■ TASK DATA:
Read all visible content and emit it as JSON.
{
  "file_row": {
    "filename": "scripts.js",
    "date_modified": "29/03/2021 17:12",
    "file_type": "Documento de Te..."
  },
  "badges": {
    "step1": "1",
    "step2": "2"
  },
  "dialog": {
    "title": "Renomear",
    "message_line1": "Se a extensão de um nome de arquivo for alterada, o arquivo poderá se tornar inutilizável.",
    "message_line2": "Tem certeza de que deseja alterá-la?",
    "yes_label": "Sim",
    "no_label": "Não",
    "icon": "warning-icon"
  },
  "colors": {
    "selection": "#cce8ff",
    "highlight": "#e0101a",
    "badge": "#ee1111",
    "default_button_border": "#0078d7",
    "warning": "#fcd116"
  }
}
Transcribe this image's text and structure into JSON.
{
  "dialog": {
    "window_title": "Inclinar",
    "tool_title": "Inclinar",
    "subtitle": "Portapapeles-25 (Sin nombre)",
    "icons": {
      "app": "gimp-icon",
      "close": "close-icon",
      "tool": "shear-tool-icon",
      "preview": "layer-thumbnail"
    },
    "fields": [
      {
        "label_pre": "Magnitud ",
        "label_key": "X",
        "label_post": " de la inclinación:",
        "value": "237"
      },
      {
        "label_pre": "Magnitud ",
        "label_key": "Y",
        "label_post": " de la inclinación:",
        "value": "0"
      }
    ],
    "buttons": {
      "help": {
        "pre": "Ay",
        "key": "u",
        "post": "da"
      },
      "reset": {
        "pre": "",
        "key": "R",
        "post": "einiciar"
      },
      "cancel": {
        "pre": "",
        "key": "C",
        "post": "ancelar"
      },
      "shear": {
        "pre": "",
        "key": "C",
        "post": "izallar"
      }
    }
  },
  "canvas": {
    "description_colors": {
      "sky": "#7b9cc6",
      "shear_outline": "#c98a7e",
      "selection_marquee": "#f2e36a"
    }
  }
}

■ WRITTEN REQUEST: Transcribe the entire listing above precisely.

■ RESULT OF THE TASK:
Read all visible content and emit it as JSON.
{
  "file_row": {
    "filename": "scripts.js",
    "date_modified": "29/03/2021 17:12",
    "file_type": "Documento de Te..."
  },
  "badges": {
    "step1": "1",
    "step2": "2"
  },
  "dialog": {
    "title": "Renomear",
    "message_line1": "Se a extensão de um nome de arquivo for alterada, o arquivo poderá se tornar inutilizável.",
    "message_line2": "Tem certeza de que deseja alterá-la?",
    "yes_label": "Sim",
    "no_label": "Não",
    "icon": "warning-icon"
  },
  "colors": {
    "selection": "#cce8ff",
    "highlight": "#e0101a",
    "badge": "#ee1111",
    "default_button_border": "#0078d7",
    "warning": "#fcd116"
  }
}
Transcribe this image's text and structure into JSON.
{
  "dialog": {
    "window_title": "Inclinar",
    "tool_title": "Inclinar",
    "subtitle": "Portapapeles-25 (Sin nombre)",
    "icons": {
      "app": "gimp-icon",
      "close": "close-icon",
      "tool": "shear-tool-icon",
      "preview": "layer-thumbnail"
    },
    "fields": [
      {
        "label_pre": "Magnitud ",
        "label_key": "X",
        "label_post": " de la inclinación:",
        "value": "237"
      },
      {
        "label_pre": "Magnitud ",
        "label_key": "Y",
        "label_post": " de la inclinación:",
        "value": "0"
      }
    ],
    "buttons": {
      "help": {
        "pre": "Ay",
        "key": "u",
        "post": "da"
      },
      "reset": {
        "pre": "",
        "key": "R",
        "post": "einiciar"
      },
      "cancel": {
        "pre": "",
        "key": "C",
        "post": "ancelar"
      },
      "shear": {
        "pre": "",
        "key": "C",
        "post": "izallar"
      }
    }
  },
  "canvas": {
    "description_colors": {
      "sky": "#7b9cc6",
      "shear_outline": "#c98a7e",
      "selection_marquee": "#f2e36a"
    }
  }
}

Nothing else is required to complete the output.